start
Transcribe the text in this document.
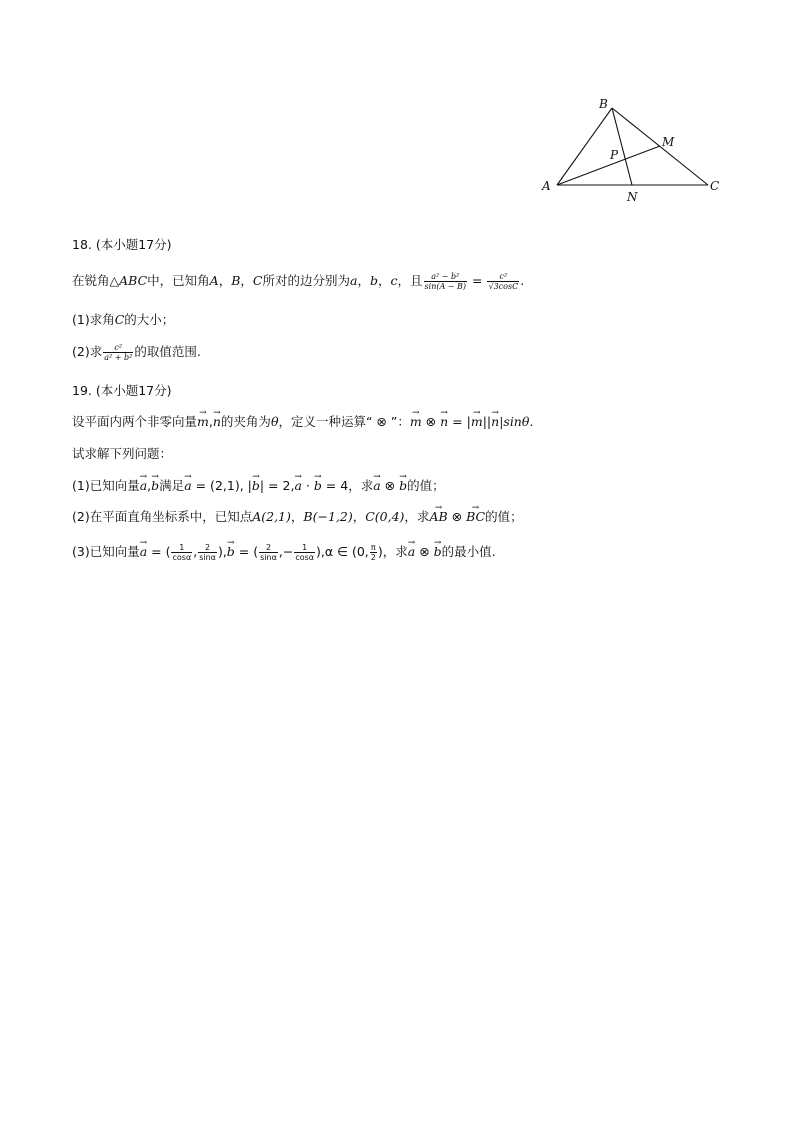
B
A	C
M
N
P
18. (本小题17分)
在锐角△ABC中，已知角A，B，C所对的边分别为a，b，c，且 $\frac{\text{a² − b²}}{\sin(A - B)} = \frac{\text{c²}}{√3\cos C}$ .
(1)求角C的大小；
(2)求 $\frac{\text{c²}}{\text{a² + b²}}$ 的取值范围.
19. (本小题17分)
设平面内两个非零向量→ m,→ n的夹角为θ，定义一种运算“ ⊗ ”：→ m ⊗ → n = |→ m||→ n|sinθ.
试求解下列问题：
(1)已知向量→ a,→ b满足→ a = (2,1), |→ b| = 2,→ a · → b = 4，求→ a ⊗ → b的值；
(2)在平面直角坐标系中，已知点A(2,1)，B(−1,2)，C(0,4)，求→ AB ⊗ → BC的值；
(3)已知向量→ a = ( $\frac{1}{\cos\alpha}$ , $\frac{2}{\sin\alpha}$ ),→ b = ( $\frac{2}{\sin\alpha}$ ,− $\frac{1}{\cos\alpha} ),\alpha$ ∈ (0, $\frac{\pi}{2}$ )，求→ a ⊗ → b的最小值.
end
Quote each line of the listing exactly, but leave the pictures out.

Transcribe the text in this document.
B
A	C
M
N
P
18. (本小题17分)
在锐角△ABC中，已知角A，B，C所对的边分别为a，b，c，且 $\frac{\text{a² − b²}}{\sin(A - B)} = \frac{\text{c²}}{√3\cos C}$ .
(1)求角C的大小；
(2)求 $\frac{\text{c²}}{\text{a² + b²}}$ 的取值范围.
19. (本小题17分)
设平面内两个非零向量→ m,→ n的夹角为θ，定义一种运算“ ⊗ ”：→ m ⊗ → n = |→ m||→ n|sinθ.
试求解下列问题：
(1)已知向量→ a,→ b满足→ a = (2,1), |→ b| = 2,→ a · → b = 4，求→ a ⊗ → b的值；
(2)在平面直角坐标系中，已知点A(2,1)，B(−1,2)，C(0,4)，求→ AB ⊗ → BC的值；
(3)已知向量→ a = ( $\frac{1}{\cos\alpha}$ , $\frac{2}{\sin\alpha}$ ),→ b = ( $\frac{2}{\sin\alpha}$ ,− $\frac{1}{\cos\alpha} ),\alpha$ ∈ (0, $\frac{\pi}{2}$ )，求→ a ⊗ → b的最小值.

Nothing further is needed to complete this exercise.